§ **Short problem**: Return each line holding the string "maçons".

════════

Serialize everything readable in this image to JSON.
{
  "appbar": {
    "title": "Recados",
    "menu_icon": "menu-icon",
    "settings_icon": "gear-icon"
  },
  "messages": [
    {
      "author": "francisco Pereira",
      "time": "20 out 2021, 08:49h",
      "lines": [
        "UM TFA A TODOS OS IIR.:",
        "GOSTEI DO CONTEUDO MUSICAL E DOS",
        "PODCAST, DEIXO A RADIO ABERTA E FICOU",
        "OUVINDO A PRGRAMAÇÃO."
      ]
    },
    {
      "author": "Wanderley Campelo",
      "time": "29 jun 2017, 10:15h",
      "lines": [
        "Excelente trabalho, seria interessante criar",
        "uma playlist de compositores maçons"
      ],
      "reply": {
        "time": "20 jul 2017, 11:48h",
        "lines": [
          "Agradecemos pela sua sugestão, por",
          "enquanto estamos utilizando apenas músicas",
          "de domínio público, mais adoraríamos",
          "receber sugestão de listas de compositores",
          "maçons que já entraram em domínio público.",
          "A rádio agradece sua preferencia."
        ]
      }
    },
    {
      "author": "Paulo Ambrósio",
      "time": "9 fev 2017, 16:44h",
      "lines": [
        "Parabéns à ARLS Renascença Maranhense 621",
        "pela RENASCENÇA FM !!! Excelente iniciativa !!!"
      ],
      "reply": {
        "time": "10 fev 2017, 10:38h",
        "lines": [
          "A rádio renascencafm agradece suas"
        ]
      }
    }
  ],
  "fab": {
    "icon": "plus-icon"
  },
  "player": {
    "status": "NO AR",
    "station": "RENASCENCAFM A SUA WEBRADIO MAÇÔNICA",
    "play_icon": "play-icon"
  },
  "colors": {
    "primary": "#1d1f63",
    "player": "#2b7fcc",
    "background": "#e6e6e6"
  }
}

════════

§ **Solution to this problem**:
        "uma playlist de compositores maçons"
          "maçons que já entraram em domínio público.",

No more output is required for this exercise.